Seçilmiş Alıntı —
Bu değişimler devlet olma sürecinin temeli haline geldi. Ve fakat en önemlisi doğal koşulların etkisi ile oluşan insan tabiatı, o bedevi tabiat medeni tabiata dönüştü. Bu süreç, Yesrib’in Medine haline gelme sürecidir aynı zamanda.

Bahsi geçen bu sürecin yazının konusu ile olan bağlantısı şu ki haksızlığın, adaletsizliğin, zulmün, öldürmelerin, kan davalarının yaşamın bir parçası haline gelmiş o toplumdan hepimizin özlem duyduğu ve biraz da idealize ederek Asr-ı Saadet dediğimiz sahabe neslinin ortaya çıkması, sadece inanç/iman bağı sayesinde olmamıştır. Medine’ye hicret ile birlikte vahyin sosyal-ekonomik-siyasi emir ve nehiyleri o dönemin insan tabiatında, reflekslerinde, sorun çözme yöntemlerinde, sosyal ilişkilerinde değişikliklere neden oldu. Bu değişim bir anlamda uzun süre işe de yaradı. En azından iyisi ile kötüsü ile, doğrusu ile hatası ile bir İslam Medeniyeti ortaya çıkardı.

GERİCİLİĞİN ANAVATANI: ALIŞKANLIKLAR!

Ancak zamanın ve ortamın değişmesi ile birlikte kendi zamanında işe yarayan o kurucu unsurlar işlevini yitirmeye başladı. Hem de uzun zamandır. İslam inancının ve yasasının etkisini iyice yitirmesi ile birlikte Müslüman toplum kendi o kalıplara sığmak istemeyen, duygusal, refleksif, yıkıcı, ferasetten yoksun ve düşünceden payını almayan tabiatı ile baş başa kalmıştır.

İçinde yaşadığımız ve aslında sınırlarını inanç ilkelerimiz ile belirlediğimiz bu coğrafyalar bireysel olandan sosyal olana, duygusal olandan düşünsel olana, sabit olandan değişebilir olana, geçmişten günümüze ve hatta geleceğe, kırsal (badiye) olandan kente (Medine), keyfi-bireysel ve grupsal tercihli uygulamalardan yasaya, örfi olandan kanuni olana gelemedikleri ve bunlarla bağ kuramadıkları için hala sorun yaşıyorlar. Bedevi olanlar ne iman edebildiler ve hatta ne de tam olarak teslim oldular.

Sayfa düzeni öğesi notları
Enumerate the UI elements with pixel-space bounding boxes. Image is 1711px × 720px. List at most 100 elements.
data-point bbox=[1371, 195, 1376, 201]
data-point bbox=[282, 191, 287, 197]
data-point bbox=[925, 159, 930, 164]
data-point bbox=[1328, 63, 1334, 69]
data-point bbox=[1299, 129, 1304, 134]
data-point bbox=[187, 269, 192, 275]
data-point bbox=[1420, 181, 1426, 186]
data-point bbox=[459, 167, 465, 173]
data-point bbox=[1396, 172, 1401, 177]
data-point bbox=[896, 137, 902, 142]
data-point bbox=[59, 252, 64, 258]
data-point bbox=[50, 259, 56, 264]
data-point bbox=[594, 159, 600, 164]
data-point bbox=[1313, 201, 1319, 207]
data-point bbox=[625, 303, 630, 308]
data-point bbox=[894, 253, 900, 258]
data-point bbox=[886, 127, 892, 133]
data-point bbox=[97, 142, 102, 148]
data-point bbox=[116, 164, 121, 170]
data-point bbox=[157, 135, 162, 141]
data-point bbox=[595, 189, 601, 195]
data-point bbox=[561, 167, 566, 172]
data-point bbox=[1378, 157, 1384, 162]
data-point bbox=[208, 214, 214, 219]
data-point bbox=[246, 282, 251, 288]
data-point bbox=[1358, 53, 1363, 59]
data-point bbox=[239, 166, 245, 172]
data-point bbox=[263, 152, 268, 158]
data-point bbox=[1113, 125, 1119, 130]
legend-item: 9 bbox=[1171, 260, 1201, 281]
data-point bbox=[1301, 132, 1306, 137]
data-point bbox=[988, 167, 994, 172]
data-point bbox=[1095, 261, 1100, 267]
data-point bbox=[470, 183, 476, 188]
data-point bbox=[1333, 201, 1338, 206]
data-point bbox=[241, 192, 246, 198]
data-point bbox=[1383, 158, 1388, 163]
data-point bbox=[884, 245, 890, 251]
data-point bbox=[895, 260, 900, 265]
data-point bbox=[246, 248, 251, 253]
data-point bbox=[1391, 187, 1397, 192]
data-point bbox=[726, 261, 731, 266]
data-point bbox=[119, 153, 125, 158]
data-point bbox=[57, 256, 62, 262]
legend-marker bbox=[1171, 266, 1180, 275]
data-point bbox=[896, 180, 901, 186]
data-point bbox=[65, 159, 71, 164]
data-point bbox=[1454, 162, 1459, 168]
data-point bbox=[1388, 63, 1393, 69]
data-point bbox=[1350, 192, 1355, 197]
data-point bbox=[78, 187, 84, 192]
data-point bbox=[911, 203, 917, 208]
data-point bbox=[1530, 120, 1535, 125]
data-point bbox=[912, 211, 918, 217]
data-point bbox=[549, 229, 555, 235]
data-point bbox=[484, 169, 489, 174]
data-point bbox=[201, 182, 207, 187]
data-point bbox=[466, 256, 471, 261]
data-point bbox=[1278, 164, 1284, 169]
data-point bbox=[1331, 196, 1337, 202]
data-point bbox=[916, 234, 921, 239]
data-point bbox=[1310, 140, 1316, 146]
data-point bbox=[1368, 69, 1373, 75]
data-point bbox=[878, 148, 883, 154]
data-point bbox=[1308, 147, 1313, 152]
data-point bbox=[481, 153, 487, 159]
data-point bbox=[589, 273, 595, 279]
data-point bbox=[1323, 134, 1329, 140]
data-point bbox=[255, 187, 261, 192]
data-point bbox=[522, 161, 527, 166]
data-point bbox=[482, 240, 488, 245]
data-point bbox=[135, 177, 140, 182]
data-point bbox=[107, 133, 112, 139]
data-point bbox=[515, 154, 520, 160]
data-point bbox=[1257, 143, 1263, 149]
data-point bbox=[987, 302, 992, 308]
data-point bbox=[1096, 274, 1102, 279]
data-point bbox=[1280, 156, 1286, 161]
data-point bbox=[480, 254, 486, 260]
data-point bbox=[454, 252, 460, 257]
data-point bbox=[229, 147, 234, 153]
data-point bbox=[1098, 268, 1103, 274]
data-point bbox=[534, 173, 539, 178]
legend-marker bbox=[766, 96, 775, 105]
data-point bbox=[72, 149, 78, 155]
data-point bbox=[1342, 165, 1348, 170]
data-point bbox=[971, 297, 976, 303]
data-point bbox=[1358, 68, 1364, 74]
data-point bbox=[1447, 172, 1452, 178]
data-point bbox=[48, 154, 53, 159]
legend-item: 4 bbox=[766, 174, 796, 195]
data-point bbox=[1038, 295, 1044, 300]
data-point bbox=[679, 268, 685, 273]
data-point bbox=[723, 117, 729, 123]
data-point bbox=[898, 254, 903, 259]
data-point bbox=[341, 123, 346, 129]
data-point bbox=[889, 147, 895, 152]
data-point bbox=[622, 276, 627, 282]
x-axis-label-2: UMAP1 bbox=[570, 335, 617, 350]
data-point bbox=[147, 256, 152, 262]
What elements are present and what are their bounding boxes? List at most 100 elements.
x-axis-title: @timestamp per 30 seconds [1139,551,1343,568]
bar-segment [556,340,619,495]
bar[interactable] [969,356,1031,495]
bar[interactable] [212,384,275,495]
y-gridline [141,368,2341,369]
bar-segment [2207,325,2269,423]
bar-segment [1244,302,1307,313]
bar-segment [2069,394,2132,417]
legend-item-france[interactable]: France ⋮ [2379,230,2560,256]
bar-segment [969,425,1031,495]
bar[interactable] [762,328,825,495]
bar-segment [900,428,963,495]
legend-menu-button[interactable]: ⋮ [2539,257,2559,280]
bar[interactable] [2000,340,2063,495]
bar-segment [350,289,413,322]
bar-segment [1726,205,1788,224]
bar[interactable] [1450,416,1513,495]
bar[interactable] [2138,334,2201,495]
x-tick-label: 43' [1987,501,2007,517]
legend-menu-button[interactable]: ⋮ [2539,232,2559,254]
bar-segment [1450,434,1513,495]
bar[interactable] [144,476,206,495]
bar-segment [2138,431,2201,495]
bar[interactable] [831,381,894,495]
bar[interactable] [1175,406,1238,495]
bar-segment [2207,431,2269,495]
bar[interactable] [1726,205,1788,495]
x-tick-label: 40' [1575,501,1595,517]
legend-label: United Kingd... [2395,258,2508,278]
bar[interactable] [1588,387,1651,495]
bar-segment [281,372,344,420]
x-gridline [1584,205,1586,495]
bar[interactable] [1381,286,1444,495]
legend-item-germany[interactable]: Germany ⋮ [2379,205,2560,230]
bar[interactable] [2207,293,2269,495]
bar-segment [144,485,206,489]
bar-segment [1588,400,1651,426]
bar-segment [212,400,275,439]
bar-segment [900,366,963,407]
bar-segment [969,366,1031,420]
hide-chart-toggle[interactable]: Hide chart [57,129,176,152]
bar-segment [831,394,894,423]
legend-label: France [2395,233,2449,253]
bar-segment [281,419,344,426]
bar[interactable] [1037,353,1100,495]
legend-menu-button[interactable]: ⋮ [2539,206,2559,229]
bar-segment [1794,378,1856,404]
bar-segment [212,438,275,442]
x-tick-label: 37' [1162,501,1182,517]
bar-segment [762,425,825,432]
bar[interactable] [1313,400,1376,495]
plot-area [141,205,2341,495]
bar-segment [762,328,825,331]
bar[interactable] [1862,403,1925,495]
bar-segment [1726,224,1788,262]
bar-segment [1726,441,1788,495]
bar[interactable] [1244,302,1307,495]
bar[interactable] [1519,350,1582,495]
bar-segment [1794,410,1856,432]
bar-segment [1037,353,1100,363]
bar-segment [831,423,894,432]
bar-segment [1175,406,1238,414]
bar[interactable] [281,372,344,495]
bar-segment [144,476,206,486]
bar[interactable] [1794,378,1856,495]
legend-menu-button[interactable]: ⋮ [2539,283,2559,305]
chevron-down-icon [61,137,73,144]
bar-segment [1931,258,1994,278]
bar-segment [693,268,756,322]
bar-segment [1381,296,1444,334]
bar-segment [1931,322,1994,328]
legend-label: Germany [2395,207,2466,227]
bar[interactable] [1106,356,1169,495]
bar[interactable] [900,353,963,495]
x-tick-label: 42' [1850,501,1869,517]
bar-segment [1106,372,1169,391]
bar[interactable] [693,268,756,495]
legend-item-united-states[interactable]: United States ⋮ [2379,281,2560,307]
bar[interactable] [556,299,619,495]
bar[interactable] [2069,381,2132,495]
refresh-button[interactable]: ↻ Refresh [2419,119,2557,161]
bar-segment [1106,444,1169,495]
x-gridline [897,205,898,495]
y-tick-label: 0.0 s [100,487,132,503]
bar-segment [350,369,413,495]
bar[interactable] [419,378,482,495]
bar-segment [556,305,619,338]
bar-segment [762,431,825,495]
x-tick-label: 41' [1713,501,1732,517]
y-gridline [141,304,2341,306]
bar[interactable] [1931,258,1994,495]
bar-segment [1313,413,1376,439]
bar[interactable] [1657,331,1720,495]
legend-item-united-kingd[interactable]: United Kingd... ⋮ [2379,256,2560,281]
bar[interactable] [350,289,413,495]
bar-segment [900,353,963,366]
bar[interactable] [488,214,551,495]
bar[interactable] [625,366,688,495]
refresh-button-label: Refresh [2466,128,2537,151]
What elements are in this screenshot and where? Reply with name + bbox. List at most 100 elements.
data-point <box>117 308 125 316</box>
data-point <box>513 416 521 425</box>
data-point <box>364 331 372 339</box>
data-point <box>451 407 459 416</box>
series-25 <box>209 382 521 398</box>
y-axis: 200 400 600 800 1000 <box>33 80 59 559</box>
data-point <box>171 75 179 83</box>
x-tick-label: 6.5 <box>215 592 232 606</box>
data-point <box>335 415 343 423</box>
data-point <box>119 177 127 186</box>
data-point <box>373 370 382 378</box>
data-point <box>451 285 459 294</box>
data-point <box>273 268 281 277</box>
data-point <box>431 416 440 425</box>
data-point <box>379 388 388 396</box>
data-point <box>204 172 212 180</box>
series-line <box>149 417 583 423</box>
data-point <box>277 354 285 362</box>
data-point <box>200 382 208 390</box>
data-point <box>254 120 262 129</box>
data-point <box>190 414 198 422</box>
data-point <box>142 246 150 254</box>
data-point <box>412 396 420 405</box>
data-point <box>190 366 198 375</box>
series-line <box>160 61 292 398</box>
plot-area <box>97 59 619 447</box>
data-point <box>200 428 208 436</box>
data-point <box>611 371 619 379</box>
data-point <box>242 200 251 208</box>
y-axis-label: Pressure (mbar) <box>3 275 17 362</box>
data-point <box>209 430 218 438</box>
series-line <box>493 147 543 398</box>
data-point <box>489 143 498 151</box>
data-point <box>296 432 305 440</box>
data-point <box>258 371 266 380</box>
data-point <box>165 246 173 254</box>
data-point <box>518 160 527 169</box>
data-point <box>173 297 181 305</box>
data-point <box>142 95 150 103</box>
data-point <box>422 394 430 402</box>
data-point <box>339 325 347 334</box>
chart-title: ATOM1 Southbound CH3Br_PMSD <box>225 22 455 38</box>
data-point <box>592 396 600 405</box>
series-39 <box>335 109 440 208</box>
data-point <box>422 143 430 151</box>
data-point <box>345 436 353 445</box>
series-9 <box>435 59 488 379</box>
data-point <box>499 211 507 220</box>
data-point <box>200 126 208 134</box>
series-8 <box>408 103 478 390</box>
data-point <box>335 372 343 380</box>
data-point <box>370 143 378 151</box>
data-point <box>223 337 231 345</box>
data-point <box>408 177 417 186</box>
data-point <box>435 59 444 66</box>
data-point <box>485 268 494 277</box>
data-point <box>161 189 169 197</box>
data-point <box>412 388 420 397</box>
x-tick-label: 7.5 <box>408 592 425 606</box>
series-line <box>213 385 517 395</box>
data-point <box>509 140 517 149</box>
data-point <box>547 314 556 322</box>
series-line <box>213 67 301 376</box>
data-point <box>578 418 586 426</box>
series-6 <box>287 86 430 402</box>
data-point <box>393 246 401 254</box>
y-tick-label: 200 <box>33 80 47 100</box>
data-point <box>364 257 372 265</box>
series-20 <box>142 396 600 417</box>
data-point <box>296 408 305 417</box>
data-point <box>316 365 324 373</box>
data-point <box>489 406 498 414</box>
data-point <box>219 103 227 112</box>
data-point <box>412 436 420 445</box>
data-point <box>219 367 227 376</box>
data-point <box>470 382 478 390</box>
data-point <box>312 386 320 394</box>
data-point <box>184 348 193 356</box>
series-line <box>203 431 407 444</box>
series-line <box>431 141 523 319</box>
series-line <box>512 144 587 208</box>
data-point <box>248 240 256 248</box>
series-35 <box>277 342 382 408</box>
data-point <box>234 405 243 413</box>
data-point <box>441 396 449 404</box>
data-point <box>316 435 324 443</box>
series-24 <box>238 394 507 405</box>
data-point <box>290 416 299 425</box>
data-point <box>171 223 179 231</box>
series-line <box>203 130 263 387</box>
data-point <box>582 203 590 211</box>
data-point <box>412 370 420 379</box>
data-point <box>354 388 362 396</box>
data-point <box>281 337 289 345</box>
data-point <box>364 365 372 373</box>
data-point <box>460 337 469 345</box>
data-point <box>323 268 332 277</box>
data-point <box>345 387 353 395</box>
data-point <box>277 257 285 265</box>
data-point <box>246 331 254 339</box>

Görevler —
1/ Alıntıya göre sahabe neslinin içinden çıktığı toplumda yaşamın bir parçası haline gelmiş olan olumsuzlukları sıralayın.
2/ Alıntıdaki şu cümleyi İngilizceye çevirin: "Medine’ye hicret ile birlikte vahyin sosyal-ekonomik-siyasi emir ve nehiyleri o dönemin insan tabiatında, reflekslerinde, sorun çözme yöntemlerinde, sosyal ilişkilerinde değişikliklere neden oldu."

Yanıtlar —
1/
- haksızlık
- adaletsizlik
- zulüm
- öldürmeler
- kan davaları

2/ With the migration (hijra) to Medina, the social, economic and political commands and prohibitions of revelation brought about changes in the human nature of that period, in its reflexes, in its methods of solving problems, and in its social relations.